## [Stated exercise]
Copy each line below without leaving any out.

## [Input records]
((
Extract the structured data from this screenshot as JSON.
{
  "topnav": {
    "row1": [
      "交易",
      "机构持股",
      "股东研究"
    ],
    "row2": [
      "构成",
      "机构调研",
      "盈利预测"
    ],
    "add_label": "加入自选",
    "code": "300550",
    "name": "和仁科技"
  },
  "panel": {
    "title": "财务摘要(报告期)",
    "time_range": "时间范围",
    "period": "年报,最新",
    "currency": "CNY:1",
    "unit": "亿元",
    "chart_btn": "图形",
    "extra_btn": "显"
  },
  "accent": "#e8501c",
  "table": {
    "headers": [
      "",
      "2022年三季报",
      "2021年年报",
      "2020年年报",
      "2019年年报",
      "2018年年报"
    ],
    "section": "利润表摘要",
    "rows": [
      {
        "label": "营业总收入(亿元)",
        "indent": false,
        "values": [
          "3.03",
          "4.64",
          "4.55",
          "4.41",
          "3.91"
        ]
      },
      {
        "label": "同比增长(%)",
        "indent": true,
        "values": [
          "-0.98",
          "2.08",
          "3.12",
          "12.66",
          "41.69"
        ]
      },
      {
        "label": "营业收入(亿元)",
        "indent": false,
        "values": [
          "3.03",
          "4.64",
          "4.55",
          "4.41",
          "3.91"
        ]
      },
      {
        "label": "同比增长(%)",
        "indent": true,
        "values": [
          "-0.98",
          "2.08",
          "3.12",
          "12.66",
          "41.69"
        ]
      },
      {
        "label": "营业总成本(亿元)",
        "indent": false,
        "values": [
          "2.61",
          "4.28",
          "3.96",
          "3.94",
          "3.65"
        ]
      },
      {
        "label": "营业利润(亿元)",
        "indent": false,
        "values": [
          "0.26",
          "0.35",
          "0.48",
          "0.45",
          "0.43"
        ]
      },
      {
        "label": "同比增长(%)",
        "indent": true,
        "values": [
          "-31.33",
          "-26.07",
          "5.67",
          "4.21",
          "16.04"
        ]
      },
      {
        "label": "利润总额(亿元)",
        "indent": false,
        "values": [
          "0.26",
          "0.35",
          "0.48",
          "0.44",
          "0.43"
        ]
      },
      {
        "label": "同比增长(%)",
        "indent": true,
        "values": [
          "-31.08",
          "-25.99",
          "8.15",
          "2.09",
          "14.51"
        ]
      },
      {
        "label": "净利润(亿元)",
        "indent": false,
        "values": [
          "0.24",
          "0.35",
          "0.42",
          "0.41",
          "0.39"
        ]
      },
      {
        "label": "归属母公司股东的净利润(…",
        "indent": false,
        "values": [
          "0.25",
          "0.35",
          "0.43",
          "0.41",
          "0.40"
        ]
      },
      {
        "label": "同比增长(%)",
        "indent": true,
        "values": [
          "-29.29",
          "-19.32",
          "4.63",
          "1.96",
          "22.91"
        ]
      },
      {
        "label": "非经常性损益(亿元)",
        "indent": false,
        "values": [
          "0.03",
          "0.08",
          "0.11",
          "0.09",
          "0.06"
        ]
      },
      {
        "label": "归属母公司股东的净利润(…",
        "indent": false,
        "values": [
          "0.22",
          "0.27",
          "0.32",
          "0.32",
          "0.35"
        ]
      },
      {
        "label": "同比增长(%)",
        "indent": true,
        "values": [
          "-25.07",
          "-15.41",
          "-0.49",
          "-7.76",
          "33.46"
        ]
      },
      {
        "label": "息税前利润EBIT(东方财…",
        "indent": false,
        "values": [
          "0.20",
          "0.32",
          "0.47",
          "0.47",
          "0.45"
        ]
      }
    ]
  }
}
))
## [Exercise output]
Extract the structured data from this screenshot as JSON.
{
  "topnav": {
    "row1": [
      "交易",
      "机构持股",
      "股东研究"
    ],
    "row2": [
      "构成",
      "机构调研",
      "盈利预测"
    ],
    "add_label": "加入自选",
    "code": "300550",
    "name": "和仁科技"
  },
  "panel": {
    "title": "财务摘要(报告期)",
    "time_range": "时间范围",
    "period": "年报,最新",
    "currency": "CNY:1",
    "unit": "亿元",
    "chart_btn": "图形",
    "extra_btn": "显"
  },
  "accent": "#e8501c",
  "table": {
    "headers": [
      "",
      "2022年三季报",
      "2021年年报",
      "2020年年报",
      "2019年年报",
      "2018年年报"
    ],
    "section": "利润表摘要",
    "rows": [
      {
        "label": "营业总收入(亿元)",
        "indent": false,
        "values": [
          "3.03",
          "4.64",
          "4.55",
          "4.41",
          "3.91"
        ]
      },
      {
        "label": "同比增长(%)",
        "indent": true,
        "values": [
          "-0.98",
          "2.08",
          "3.12",
          "12.66",
          "41.69"
        ]
      },
      {
        "label": "营业收入(亿元)",
        "indent": false,
        "values": [
          "3.03",
          "4.64",
          "4.55",
          "4.41",
          "3.91"
        ]
      },
      {
        "label": "同比增长(%)",
        "indent": true,
        "values": [
          "-0.98",
          "2.08",
          "3.12",
          "12.66",
          "41.69"
        ]
      },
      {
        "label": "营业总成本(亿元)",
        "indent": false,
        "values": [
          "2.61",
          "4.28",
          "3.96",
          "3.94",
          "3.65"
        ]
      },
      {
        "label": "营业利润(亿元)",
        "indent": false,
        "values": [
          "0.26",
          "0.35",
          "0.48",
          "0.45",
          "0.43"
        ]
      },
      {
        "label": "同比增长(%)",
        "indent": true,
        "values": [
          "-31.33",
          "-26.07",
          "5.67",
          "4.21",
          "16.04"
        ]
      },
      {
        "label": "利润总额(亿元)",
        "indent": false,
        "values": [
          "0.26",
          "0.35",
          "0.48",
          "0.44",
          "0.43"
        ]
      },
      {
        "label": "同比增长(%)",
        "indent": true,
        "values": [
          "-31.08",
          "-25.99",
          "8.15",
          "2.09",
          "14.51"
        ]
      },
      {
        "label": "净利润(亿元)",
        "indent": false,
        "values": [
          "0.24",
          "0.35",
          "0.42",
          "0.41",
          "0.39"
        ]
      },
      {
        "label": "归属母公司股东的净利润(…",
        "indent": false,
        "values": [
          "0.25",
          "0.35",
          "0.43",
          "0.41",
          "0.40"
        ]
      },
      {
        "label": "同比增长(%)",
        "indent": true,
        "values": [
          "-29.29",
          "-19.32",
          "4.63",
          "1.96",
          "22.91"
        ]
      },
      {
        "label": "非经常性损益(亿元)",
        "indent": false,
        "values": [
          "0.03",
          "0.08",
          "0.11",
          "0.09",
          "0.06"
        ]
      },
      {
        "label": "归属母公司股东的净利润(…",
        "indent": false,
        "values": [
          "0.22",
          "0.27",
          "0.32",
          "0.32",
          "0.35"
        ]
      },
      {
        "label": "同比增长(%)",
        "indent": true,
        "values": [
          "-25.07",
          "-15.41",
          "-0.49",
          "-7.76",
          "33.46"
        ]
      },
      {
        "label": "息税前利润EBIT(东方财…",
        "indent": false,
        "values": [
          "0.20",
          "0.32",
          "0.47",
          "0.47",
          "0.45"
        ]
      }
    ]
  }
}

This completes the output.